• PROBLEM TO WORK ON: Please output the lines of the listing below without any change, omitting the pictures.

===== MATERIAL =====

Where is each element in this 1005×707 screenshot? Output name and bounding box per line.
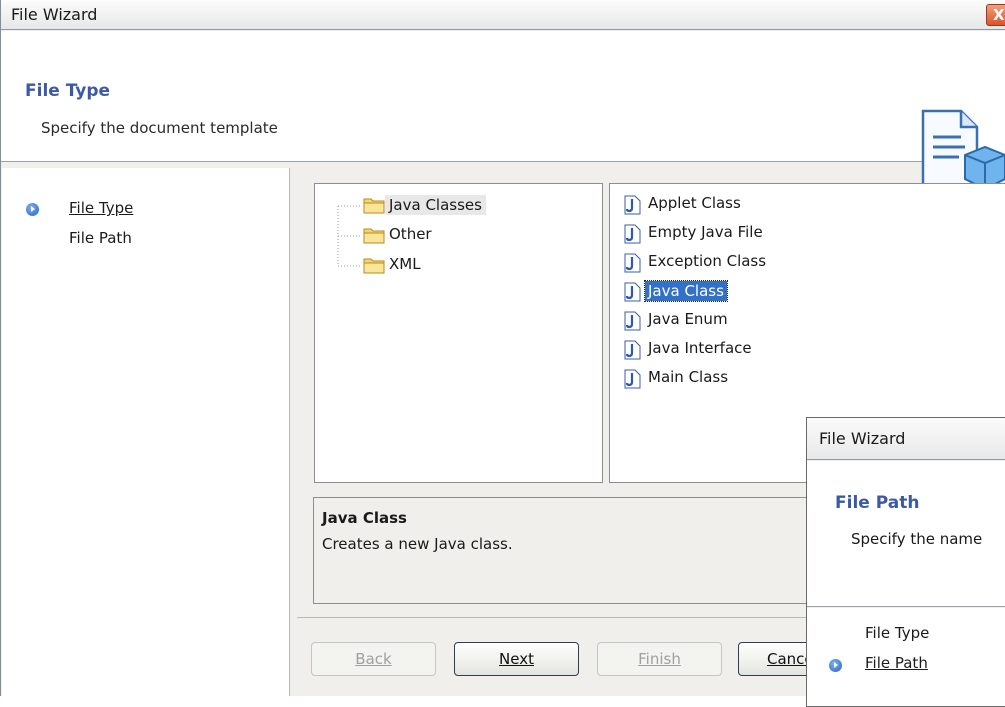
- template-label: Applet Class: [648, 194, 741, 212]
- wizard-header: File Type Specify the document template: [1, 31, 1005, 191]
- java-file-icon: [624, 224, 641, 244]
- java-file-icon: [624, 311, 641, 331]
- step-file-type[interactable]: File Type: [69, 199, 133, 217]
- steps-sidebar: File Type File Path: [2, 168, 290, 696]
- step-file-type: File Type: [865, 624, 930, 642]
- page-subtitle: Specify the name: [851, 530, 983, 548]
- java-file-icon: [624, 369, 641, 389]
- folder-icon: [363, 198, 385, 214]
- window-title: File Wizard: [819, 429, 906, 448]
- page-subtitle: Specify the document template: [41, 119, 278, 137]
- description-text: Creates a new Java class.: [322, 535, 513, 553]
- java-file-icon: [624, 282, 641, 302]
- window-title: File Wizard: [11, 5, 98, 24]
- current-step-icon: [26, 203, 39, 216]
- description-title: Java Class: [322, 509, 407, 527]
- template-label: Empty Java File: [648, 223, 763, 241]
- step-file-path[interactable]: File Path: [865, 654, 928, 672]
- java-file-icon: [624, 195, 641, 215]
- close-icon: X: [993, 6, 1005, 24]
- next-button[interactable]: Next: [454, 642, 579, 676]
- steps-sidebar: File Type File Path: [807, 608, 1005, 706]
- title-bar[interactable]: File Wizard X: [1, 0, 1005, 30]
- tree-item-label: XML: [389, 255, 421, 273]
- template-label: Main Class: [648, 368, 729, 386]
- java-file-icon: [624, 340, 641, 360]
- document-template-icon: [921, 109, 1005, 191]
- back-button-label: Back: [355, 650, 392, 668]
- close-button[interactable]: X: [986, 4, 1005, 26]
- folder-icon: [363, 258, 385, 274]
- page-title: File Path: [835, 493, 920, 513]
- category-tree[interactable]: Java Classes Other XML: [314, 183, 603, 483]
- finish-button-label: Finish: [638, 650, 681, 668]
- folder-icon: [363, 228, 385, 244]
- template-label: Exception Class: [648, 252, 767, 270]
- current-step-icon: [829, 659, 842, 672]
- step-file-path: File Path: [69, 229, 132, 247]
- java-file-icon: [624, 253, 641, 273]
- template-label-selected: Java Class: [644, 280, 728, 302]
- finish-button[interactable]: Finish: [597, 642, 722, 676]
- tree-item-label: Other: [389, 225, 432, 243]
- file-wizard-window-step2: File Wizard File Path Specify the name F…: [806, 417, 1005, 707]
- template-label: Java Interface: [648, 339, 752, 357]
- back-button[interactable]: Back: [311, 642, 436, 676]
- wizard-header: File Path Specify the name: [807, 461, 1005, 607]
- template-label: Java Enum: [648, 310, 728, 328]
- page-title: File Type: [25, 81, 111, 101]
- step-file-path-link[interactable]: File Path: [865, 654, 928, 672]
- tree-item-label: Java Classes: [385, 195, 486, 215]
- title-bar[interactable]: File Wizard: [807, 418, 1005, 460]
- step-file-type-link[interactable]: File Type: [69, 199, 133, 217]
- next-button-label: Next: [499, 650, 534, 668]
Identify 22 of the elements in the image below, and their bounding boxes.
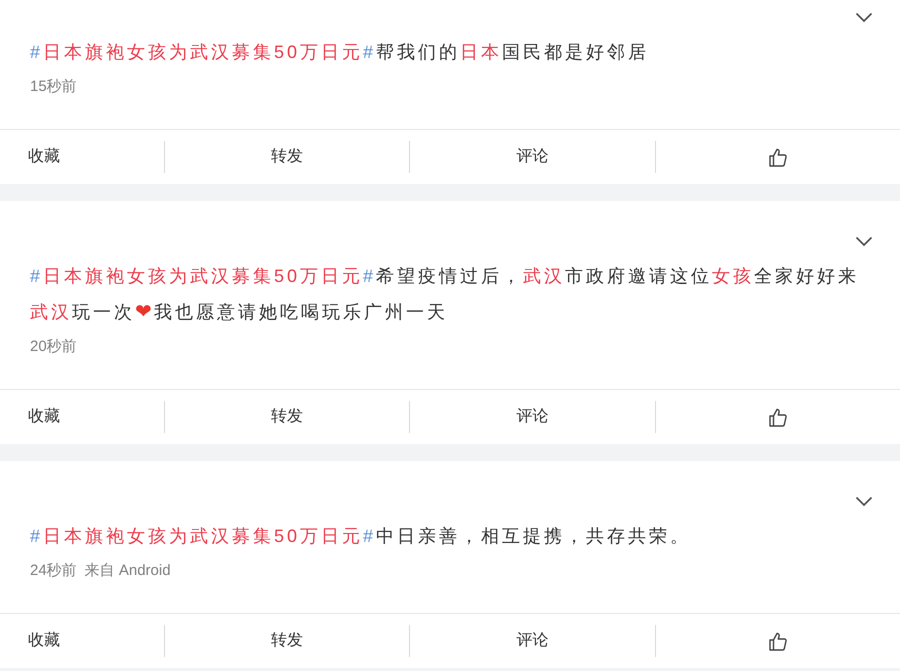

=====

• THE SOLUTION:
Where is each element in this 1005×707 screenshot? Output name and bounding box per line.
- template-label: Applet Class: [648, 194, 741, 212]
- wizard-header: File Type Specify the document template: [1, 31, 1005, 191]
- java-file-icon: [624, 224, 641, 244]
- java-file-icon: [624, 311, 641, 331]
- step-file-type[interactable]: File Type: [69, 199, 133, 217]
- steps-sidebar: File Type File Path: [2, 168, 290, 696]
- step-file-type: File Type: [865, 624, 930, 642]
- page-subtitle: Specify the name: [851, 530, 983, 548]
- java-file-icon: [624, 369, 641, 389]
- folder-icon: [363, 198, 385, 214]
- window-title: File Wizard: [819, 429, 906, 448]
- page-subtitle: Specify the document template: [41, 119, 278, 137]
- description-text: Creates a new Java class.: [322, 535, 513, 553]
- java-file-icon: [624, 282, 641, 302]
- window-title: File Wizard: [11, 5, 98, 24]
- current-step-icon: [26, 203, 39, 216]
- description-title: Java Class: [322, 509, 407, 527]
- template-label: Empty Java File: [648, 223, 763, 241]
- step-file-path[interactable]: File Path: [865, 654, 928, 672]
- java-file-icon: [624, 195, 641, 215]
- close-icon: X: [993, 6, 1005, 24]
- next-button[interactable]: Next: [454, 642, 579, 676]
- steps-sidebar: File Type File Path: [807, 608, 1005, 706]
- title-bar[interactable]: File Wizard X: [1, 0, 1005, 30]
- tree-item-label: XML: [389, 255, 421, 273]
- template-label: Main Class: [648, 368, 729, 386]
- java-file-icon: [624, 340, 641, 360]
- document-template-icon: [921, 109, 1005, 191]
- back-button-label: Back: [355, 650, 392, 668]
- close-button[interactable]: X: [986, 4, 1005, 26]
- folder-icon: [363, 258, 385, 274]
- page-title: File Path: [835, 493, 920, 513]
- category-tree[interactable]: Java Classes Other XML: [314, 183, 603, 483]
- finish-button-label: Finish: [638, 650, 681, 668]
- folder-icon: [363, 228, 385, 244]
- template-label: Exception Class: [648, 252, 767, 270]
- current-step-icon: [829, 659, 842, 672]
- step-file-path: File Path: [69, 229, 132, 247]
- java-file-icon: [624, 253, 641, 273]
- template-label-selected: Java Class: [644, 280, 728, 302]
- finish-button[interactable]: Finish: [597, 642, 722, 676]
- tree-item-label: Other: [389, 225, 432, 243]
- file-wizard-window-step2: File Wizard File Path Specify the name F…: [806, 417, 1005, 707]
- template-label: Java Interface: [648, 339, 752, 357]
- back-button[interactable]: Back: [311, 642, 436, 676]
- wizard-header: File Path Specify the name: [807, 461, 1005, 607]
- template-label: Java Enum: [648, 310, 728, 328]
- page-title: File Type: [25, 81, 111, 101]
- step-file-path-link[interactable]: File Path: [865, 654, 928, 672]
- tree-item-label: Java Classes: [385, 195, 486, 215]
- title-bar[interactable]: File Wizard: [807, 418, 1005, 460]
- step-file-type-link[interactable]: File Type: [69, 199, 133, 217]
- next-button-label: Next: [499, 650, 534, 668]
Identify 22 of the elements in the image below, and their bounding boxes.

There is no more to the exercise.